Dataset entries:

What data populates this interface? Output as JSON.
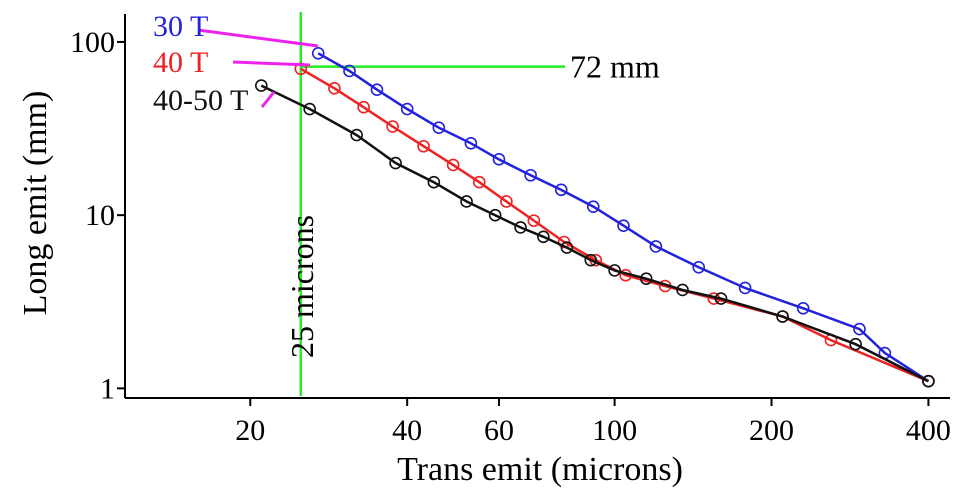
{
  "chart_data": {
    "type": "line",
    "xlabel": "Trans emit (microns)",
    "ylabel": "Long emit (mm)",
    "x_scale": "log",
    "y_scale": "log",
    "xlim": [
      11.5,
      440
    ],
    "ylim": [
      0.88,
      145
    ],
    "x_ticks": [
      20,
      40,
      60,
      100,
      200,
      400
    ],
    "x_tick_labels": [
      "20",
      "40",
      "60",
      "100",
      "200",
      "400"
    ],
    "y_ticks": [
      1,
      10,
      100
    ],
    "y_tick_labels": [
      "1",
      "10",
      "100"
    ],
    "grid": false,
    "legend_position": "top-left",
    "series": [
      {
        "name": "30 T",
        "color": "#2222dd",
        "x": [
          27,
          31,
          35,
          40,
          46,
          53,
          60,
          69,
          79,
          91,
          104,
          120,
          145,
          178,
          230,
          295,
          330,
          400
        ],
        "y": [
          86,
          68,
          53,
          41,
          32,
          26,
          21,
          17,
          14,
          11.2,
          8.7,
          6.6,
          5.0,
          3.8,
          2.9,
          2.2,
          1.6,
          1.1
        ]
      },
      {
        "name": "40 T",
        "color": "#ee2222",
        "x": [
          25,
          29,
          33,
          37.5,
          43,
          49,
          55,
          62,
          70,
          80,
          92,
          105,
          125,
          155,
          210,
          260,
          400
        ],
        "y": [
          70,
          54,
          42,
          32.5,
          25,
          19.5,
          15.5,
          12,
          9.3,
          7.0,
          5.5,
          4.5,
          3.9,
          3.3,
          2.6,
          1.9,
          1.1
        ]
      },
      {
        "name": "40-50 T",
        "color": "#111111",
        "x": [
          21,
          26,
          32,
          38,
          45,
          52,
          59,
          66,
          73,
          81,
          90,
          100,
          115,
          135,
          160,
          210,
          290,
          400
        ],
        "y": [
          56,
          41,
          29,
          20,
          15.5,
          12,
          10,
          8.5,
          7.5,
          6.5,
          5.5,
          4.8,
          4.3,
          3.7,
          3.3,
          2.6,
          1.8,
          1.1
        ]
      }
    ],
    "annotations": {
      "vertical_label": "25 microns",
      "vertical_x": 25,
      "horizontal_label": "72 mm",
      "horizontal_y": 72,
      "line_color": "#22ee22",
      "pointer_color": "#ee22ee"
    }
  }
}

Aim
Set down every entry word for word, but omit the pictures.

Exercise solution
What data populates this interface? Output as JSON.
{
  "chart_data": {
    "type": "line",
    "xlabel": "Trans emit (microns)",
    "ylabel": "Long emit (mm)",
    "x_scale": "log",
    "y_scale": "log",
    "xlim": [
      11.5,
      440
    ],
    "ylim": [
      0.88,
      145
    ],
    "x_ticks": [
      20,
      40,
      60,
      100,
      200,
      400
    ],
    "x_tick_labels": [
      "20",
      "40",
      "60",
      "100",
      "200",
      "400"
    ],
    "y_ticks": [
      1,
      10,
      100
    ],
    "y_tick_labels": [
      "1",
      "10",
      "100"
    ],
    "grid": false,
    "legend_position": "top-left",
    "series": [
      {
        "name": "30 T",
        "color": "#2222dd",
        "x": [
          27,
          31,
          35,
          40,
          46,
          53,
          60,
          69,
          79,
          91,
          104,
          120,
          145,
          178,
          230,
          295,
          330,
          400
        ],
        "y": [
          86,
          68,
          53,
          41,
          32,
          26,
          21,
          17,
          14,
          11.2,
          8.7,
          6.6,
          5.0,
          3.8,
          2.9,
          2.2,
          1.6,
          1.1
        ]
      },
      {
        "name": "40 T",
        "color": "#ee2222",
        "x": [
          25,
          29,
          33,
          37.5,
          43,
          49,
          55,
          62,
          70,
          80,
          92,
          105,
          125,
          155,
          210,
          260,
          400
        ],
        "y": [
          70,
          54,
          42,
          32.5,
          25,
          19.5,
          15.5,
          12,
          9.3,
          7.0,
          5.5,
          4.5,
          3.9,
          3.3,
          2.6,
          1.9,
          1.1
        ]
      },
      {
        "name": "40-50 T",
        "color": "#111111",
        "x": [
          21,
          26,
          32,
          38,
          45,
          52,
          59,
          66,
          73,
          81,
          90,
          100,
          115,
          135,
          160,
          210,
          290,
          400
        ],
        "y": [
          56,
          41,
          29,
          20,
          15.5,
          12,
          10,
          8.5,
          7.5,
          6.5,
          5.5,
          4.8,
          4.3,
          3.7,
          3.3,
          2.6,
          1.8,
          1.1
        ]
      }
    ],
    "annotations": {
      "vertical_label": "25 microns",
      "vertical_x": 25,
      "horizontal_label": "72 mm",
      "horizontal_y": 72,
      "line_color": "#22ee22",
      "pointer_color": "#ee22ee"
    }
  }
}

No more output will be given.